**Dataset items**:
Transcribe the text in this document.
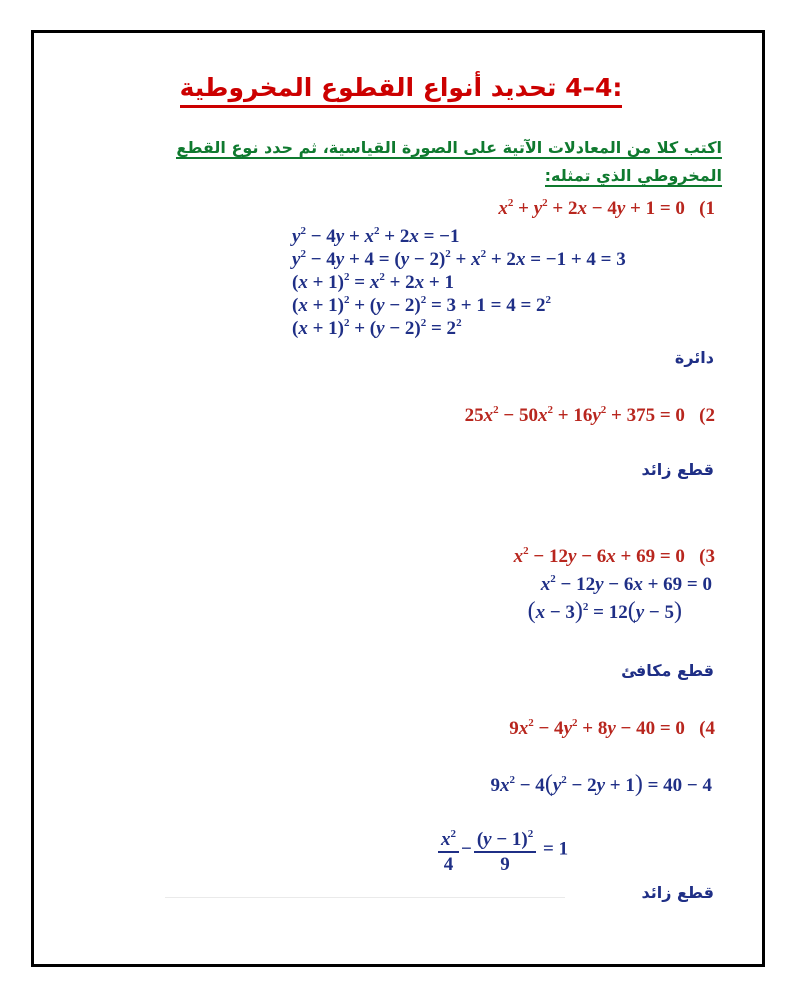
4–4: تحديد أنواع القطوع المخروطية
اكتب كلا من المعادلات الآتية على الصورة القياسية، ثم حدد نوع القطع
المخروطي الذي تمثله:
$x^2 + y^2 + 2x - 4y + 1 = 0$   (1
$y^2 - 4y + x^2 + 2x = -1$
$y^2 - 4y + 4 = (y - 2)^2 + x^2 + 2x = -1 + 4 = 3$
$(x + 1)^2 = x^2 + 2x + 1$
$(x + 1)^2 + (y - 2)^2 = 3 + 1 = 4 = 2^2$
$(x + 1)^2 + (y - 2)^2 = 2^2$
دائرة
$25x^2 - 50x^2 + 16y^2 + 375 = 0$   (2
قطع زائد
$x^2 - 12y - 6x + 69 = 0$   (3
$x^2 - 12y - 6x + 69 = 0$
$(x - 3)^2 = 12(y - 5)$
قطع مكافئ
$9x^2 - 4y^2 + 8y - 40 = 0$   (4
$9x^2 - 4(y^2 - 2y + 1) = 40 - 4$
$\frac{x^2}{4} - \frac{(y - 1)^2}{9} = 1$
قطع زائد
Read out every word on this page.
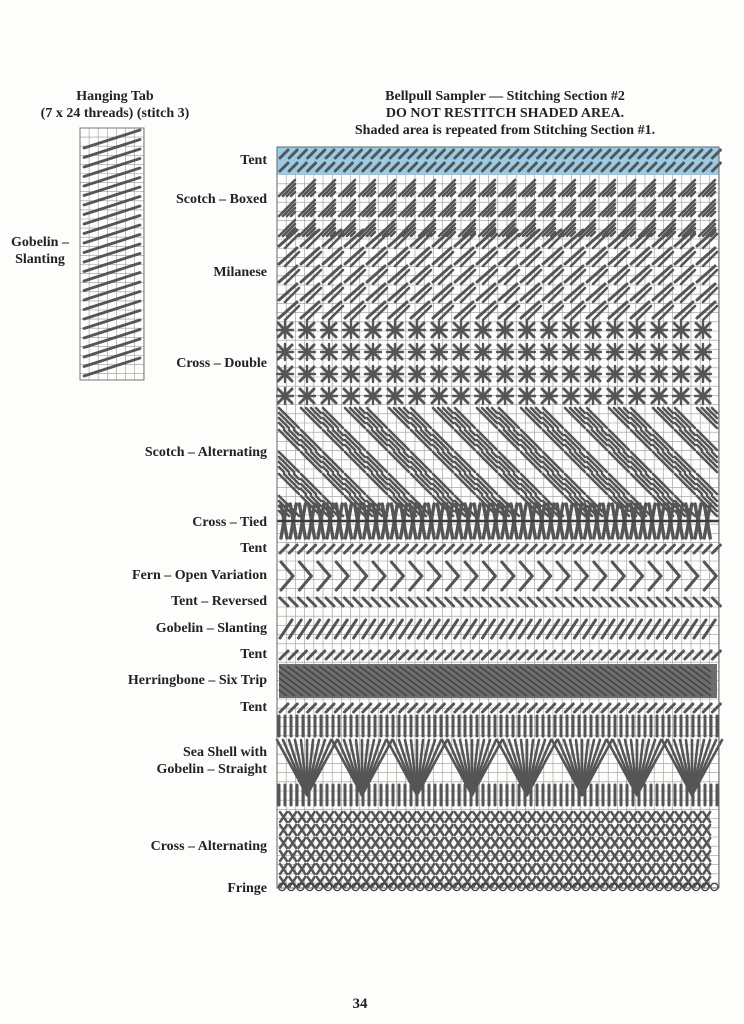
Hanging Tab
(7 x 24 threads) (stitch 3)
Bellpull Sampler — Stitching Section #2
DO NOT RESTITCH SHADED AREA.
Shaded area is repeated from Stitching Section #1.
Gobelin –
Slanting
Tent
Scotch – Boxed
Milanese
Cross – Double
Scotch – Alternating
Cross – Tied
Tent
Fern – Open Variation
Tent – Reversed
Gobelin – Slanting
Tent
Herringbone – Six Trip
Tent
Sea Shell with
Gobelin – Straight
Cross – Alternating
Fringe
34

**Work to do**:
Lines holding the word "Stitching" in the entries above are the ones to pull out. Copy them all.

**Expected output**:
Bellpull Sampler — Stitching Section #2
Shaded area is repeated from Stitching Section #1.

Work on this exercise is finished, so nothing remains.